## MATERIALS PROVIDED

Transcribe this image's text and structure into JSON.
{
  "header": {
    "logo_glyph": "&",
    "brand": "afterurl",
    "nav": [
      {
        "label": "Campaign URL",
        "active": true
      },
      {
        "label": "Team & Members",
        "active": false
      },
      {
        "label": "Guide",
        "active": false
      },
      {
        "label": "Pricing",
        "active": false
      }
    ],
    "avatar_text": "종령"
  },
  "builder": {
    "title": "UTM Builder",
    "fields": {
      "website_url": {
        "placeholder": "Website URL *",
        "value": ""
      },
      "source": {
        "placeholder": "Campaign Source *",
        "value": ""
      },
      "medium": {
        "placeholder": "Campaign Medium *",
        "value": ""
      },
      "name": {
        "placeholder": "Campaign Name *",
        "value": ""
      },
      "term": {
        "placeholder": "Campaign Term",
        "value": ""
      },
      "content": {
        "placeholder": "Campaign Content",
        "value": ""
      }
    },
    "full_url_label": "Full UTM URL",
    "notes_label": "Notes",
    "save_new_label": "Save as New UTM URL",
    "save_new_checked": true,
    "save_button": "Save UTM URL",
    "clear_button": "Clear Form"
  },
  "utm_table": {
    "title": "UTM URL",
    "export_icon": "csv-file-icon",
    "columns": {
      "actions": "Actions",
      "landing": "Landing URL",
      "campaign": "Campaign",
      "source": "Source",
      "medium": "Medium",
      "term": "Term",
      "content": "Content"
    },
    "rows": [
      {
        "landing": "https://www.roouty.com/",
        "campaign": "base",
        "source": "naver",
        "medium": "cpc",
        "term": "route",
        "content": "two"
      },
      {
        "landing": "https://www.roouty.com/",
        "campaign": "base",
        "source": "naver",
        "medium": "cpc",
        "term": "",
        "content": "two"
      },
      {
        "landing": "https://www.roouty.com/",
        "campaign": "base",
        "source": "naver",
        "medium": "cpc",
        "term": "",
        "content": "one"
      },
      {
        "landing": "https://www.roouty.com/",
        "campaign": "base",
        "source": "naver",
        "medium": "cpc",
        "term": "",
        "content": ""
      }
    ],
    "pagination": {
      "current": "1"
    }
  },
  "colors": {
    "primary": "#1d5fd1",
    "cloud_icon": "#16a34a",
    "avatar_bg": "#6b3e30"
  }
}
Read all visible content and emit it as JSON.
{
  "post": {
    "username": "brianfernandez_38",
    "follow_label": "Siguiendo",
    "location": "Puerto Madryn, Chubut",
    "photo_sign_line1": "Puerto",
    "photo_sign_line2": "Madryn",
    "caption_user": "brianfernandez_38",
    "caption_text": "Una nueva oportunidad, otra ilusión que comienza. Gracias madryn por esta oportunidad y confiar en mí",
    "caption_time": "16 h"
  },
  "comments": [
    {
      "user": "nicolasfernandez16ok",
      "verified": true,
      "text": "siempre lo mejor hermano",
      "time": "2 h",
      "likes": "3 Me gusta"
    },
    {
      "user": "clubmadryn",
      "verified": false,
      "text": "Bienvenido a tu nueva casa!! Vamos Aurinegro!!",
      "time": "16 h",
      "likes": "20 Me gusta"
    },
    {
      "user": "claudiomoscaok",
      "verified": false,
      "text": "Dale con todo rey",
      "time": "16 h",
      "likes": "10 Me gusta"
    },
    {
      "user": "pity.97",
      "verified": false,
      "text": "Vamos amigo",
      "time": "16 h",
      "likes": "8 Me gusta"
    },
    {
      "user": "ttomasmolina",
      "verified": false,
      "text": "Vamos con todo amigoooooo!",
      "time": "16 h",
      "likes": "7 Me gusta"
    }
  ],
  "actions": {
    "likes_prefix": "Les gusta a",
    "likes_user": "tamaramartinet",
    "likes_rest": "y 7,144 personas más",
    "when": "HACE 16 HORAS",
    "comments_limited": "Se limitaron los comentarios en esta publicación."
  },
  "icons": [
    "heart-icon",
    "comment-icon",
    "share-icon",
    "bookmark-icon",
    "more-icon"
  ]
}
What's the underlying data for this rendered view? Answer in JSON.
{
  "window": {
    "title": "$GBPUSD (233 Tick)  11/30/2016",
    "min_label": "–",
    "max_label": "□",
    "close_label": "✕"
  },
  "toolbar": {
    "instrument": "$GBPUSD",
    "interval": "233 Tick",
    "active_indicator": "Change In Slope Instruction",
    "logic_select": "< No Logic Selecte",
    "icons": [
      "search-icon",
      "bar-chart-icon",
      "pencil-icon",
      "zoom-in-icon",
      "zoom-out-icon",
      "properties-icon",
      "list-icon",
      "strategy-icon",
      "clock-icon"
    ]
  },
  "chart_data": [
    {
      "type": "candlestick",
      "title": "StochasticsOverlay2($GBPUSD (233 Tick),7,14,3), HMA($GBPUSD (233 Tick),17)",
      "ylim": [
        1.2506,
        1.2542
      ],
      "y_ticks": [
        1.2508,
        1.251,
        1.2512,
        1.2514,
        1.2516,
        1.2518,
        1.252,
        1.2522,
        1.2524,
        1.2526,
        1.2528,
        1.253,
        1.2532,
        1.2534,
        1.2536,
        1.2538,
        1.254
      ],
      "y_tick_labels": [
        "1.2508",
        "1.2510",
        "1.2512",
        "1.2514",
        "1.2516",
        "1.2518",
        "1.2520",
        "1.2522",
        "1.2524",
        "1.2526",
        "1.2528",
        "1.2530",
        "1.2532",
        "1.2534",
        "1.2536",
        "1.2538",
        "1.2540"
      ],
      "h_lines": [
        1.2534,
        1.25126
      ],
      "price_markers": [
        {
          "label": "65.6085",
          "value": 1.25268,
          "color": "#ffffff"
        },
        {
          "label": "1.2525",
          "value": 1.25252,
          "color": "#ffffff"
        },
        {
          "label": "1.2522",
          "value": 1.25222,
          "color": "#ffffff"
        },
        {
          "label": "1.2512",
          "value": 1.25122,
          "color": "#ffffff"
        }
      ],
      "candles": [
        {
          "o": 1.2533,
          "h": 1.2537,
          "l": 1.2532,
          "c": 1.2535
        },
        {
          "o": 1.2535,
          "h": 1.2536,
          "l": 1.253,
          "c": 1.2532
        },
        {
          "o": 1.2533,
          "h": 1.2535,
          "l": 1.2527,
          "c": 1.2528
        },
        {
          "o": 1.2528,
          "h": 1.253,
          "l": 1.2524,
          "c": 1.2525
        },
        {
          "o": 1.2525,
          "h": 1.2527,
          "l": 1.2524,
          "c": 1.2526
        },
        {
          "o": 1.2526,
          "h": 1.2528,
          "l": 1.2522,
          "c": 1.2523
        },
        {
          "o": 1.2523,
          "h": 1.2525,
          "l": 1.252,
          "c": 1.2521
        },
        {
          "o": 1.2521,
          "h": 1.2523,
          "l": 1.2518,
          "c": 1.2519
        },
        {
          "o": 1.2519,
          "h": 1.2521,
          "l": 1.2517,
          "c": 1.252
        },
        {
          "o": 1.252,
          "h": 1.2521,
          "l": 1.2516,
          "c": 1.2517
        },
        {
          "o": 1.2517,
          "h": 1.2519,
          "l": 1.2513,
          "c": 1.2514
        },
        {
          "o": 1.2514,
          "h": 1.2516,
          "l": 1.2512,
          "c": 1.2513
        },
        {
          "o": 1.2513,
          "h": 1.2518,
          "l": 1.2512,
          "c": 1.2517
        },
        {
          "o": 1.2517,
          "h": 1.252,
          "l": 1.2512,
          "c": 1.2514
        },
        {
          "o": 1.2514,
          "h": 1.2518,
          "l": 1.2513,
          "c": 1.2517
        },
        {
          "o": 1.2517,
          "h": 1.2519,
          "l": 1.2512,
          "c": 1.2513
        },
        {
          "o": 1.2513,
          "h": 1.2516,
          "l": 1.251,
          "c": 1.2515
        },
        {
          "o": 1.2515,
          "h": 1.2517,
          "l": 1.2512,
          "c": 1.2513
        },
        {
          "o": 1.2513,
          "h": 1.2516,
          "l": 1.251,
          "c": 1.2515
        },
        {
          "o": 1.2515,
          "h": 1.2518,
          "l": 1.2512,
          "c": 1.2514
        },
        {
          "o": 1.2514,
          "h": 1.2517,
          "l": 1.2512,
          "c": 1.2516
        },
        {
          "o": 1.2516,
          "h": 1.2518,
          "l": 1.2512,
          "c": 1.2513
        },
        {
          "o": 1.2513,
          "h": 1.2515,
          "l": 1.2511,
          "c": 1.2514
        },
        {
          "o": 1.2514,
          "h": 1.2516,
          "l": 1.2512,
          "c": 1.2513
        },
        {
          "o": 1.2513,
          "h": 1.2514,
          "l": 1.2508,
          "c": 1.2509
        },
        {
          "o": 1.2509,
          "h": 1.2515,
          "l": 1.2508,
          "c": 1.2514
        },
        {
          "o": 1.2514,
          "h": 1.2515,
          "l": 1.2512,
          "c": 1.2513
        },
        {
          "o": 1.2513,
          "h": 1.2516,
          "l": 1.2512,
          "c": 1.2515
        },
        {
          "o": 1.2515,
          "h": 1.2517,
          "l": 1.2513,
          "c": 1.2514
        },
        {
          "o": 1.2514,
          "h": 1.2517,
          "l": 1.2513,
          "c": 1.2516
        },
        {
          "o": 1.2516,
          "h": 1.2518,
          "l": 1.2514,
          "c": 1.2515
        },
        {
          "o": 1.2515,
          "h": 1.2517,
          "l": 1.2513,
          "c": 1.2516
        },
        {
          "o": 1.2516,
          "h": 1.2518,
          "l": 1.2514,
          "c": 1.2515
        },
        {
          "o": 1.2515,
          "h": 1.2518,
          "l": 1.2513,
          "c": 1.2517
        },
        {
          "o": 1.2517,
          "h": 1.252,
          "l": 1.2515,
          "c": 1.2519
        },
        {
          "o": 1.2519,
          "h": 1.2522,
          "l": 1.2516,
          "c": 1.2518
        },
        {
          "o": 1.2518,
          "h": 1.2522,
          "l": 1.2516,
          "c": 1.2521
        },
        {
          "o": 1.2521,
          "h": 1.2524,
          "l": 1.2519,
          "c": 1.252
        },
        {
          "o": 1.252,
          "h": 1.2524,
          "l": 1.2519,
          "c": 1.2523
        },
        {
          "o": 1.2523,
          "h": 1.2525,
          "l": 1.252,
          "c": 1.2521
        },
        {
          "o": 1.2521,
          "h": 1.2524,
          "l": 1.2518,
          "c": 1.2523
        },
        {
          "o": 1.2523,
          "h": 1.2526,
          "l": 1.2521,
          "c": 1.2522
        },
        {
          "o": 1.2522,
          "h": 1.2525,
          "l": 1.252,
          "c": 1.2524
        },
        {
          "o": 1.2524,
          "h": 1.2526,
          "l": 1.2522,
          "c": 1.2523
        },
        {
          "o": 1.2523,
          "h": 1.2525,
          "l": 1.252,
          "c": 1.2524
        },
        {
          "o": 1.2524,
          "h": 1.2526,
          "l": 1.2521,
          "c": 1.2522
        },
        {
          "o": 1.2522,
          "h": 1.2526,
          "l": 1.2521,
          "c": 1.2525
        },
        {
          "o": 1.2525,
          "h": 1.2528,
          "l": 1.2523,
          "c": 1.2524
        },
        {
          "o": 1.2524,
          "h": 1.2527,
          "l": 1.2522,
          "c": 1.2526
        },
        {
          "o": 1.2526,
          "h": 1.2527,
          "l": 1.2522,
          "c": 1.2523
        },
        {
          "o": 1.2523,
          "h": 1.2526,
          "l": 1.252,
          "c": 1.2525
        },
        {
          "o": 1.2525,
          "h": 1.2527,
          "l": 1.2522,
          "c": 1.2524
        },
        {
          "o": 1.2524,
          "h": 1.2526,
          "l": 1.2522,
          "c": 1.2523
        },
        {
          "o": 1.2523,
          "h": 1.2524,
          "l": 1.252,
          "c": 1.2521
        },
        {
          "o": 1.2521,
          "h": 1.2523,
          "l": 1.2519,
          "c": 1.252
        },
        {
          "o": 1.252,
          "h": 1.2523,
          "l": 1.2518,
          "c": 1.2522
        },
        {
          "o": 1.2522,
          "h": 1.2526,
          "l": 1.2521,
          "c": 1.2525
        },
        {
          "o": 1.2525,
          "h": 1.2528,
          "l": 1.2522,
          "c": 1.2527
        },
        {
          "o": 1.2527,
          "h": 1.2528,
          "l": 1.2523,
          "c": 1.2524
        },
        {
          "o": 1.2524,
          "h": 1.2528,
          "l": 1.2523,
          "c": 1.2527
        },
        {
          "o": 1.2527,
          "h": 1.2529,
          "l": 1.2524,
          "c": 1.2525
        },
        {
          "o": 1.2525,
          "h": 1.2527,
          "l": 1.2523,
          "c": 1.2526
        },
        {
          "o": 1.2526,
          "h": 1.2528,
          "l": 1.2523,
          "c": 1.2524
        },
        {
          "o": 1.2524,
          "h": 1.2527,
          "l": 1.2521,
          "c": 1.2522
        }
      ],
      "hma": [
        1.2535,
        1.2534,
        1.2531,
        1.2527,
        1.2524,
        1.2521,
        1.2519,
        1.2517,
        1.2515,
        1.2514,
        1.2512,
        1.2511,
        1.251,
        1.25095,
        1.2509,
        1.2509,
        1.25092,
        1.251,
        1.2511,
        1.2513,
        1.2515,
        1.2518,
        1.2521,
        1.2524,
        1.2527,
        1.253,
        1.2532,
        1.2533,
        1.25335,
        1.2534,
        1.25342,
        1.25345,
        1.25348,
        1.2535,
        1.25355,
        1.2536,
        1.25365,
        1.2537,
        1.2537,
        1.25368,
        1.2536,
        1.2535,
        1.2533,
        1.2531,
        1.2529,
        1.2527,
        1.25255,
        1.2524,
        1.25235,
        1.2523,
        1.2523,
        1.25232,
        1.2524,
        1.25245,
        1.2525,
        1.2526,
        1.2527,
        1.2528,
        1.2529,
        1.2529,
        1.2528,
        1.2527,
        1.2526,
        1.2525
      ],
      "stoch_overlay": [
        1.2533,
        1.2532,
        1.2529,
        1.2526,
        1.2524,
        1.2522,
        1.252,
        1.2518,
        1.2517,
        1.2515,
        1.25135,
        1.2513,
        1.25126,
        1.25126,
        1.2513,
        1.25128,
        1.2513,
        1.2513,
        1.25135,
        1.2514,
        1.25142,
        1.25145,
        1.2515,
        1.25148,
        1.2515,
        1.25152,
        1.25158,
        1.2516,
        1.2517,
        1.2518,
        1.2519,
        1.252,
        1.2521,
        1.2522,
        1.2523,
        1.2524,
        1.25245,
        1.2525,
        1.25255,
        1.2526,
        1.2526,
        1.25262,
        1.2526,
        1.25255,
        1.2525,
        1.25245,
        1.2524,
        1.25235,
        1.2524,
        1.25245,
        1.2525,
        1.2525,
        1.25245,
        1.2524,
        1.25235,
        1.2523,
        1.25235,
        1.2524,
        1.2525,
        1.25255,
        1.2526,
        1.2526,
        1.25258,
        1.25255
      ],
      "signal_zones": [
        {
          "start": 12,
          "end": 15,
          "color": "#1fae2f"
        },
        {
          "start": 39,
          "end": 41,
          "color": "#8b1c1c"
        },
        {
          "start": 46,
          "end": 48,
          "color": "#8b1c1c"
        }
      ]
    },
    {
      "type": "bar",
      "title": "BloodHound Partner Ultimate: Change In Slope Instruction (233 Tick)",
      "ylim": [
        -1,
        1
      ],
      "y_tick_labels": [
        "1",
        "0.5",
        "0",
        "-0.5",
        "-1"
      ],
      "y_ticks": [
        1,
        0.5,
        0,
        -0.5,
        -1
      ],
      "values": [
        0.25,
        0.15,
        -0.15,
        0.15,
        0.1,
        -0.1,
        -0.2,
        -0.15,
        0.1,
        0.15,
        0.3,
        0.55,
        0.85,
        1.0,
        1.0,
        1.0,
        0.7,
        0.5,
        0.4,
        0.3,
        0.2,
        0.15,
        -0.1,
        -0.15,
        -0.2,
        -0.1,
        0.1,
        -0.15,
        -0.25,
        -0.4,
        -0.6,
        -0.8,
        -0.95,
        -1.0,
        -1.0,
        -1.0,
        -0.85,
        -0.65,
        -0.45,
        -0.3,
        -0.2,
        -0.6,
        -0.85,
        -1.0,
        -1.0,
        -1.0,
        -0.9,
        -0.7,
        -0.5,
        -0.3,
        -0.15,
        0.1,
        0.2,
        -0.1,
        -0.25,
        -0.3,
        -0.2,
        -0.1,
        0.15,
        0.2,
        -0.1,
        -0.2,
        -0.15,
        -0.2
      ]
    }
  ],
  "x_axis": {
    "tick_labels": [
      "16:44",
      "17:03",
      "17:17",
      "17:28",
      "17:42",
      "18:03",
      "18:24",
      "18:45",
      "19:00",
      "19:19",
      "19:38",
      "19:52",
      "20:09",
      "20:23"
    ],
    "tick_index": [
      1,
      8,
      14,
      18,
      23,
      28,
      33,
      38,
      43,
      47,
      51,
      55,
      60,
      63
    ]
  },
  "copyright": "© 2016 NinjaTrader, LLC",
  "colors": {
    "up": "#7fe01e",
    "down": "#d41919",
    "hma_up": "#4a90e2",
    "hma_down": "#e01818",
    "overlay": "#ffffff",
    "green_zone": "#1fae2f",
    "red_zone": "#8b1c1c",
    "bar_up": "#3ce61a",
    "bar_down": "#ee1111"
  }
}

## PROBLEM REQUIREMENTS
Gather each line in the data that holds the string "Slope".

## SOLUTION
    "active_indicator": "Change In Slope Instruction",
      "title": "BloodHound Partner Ultimate: Change In Slope Instruction (233 Tick)",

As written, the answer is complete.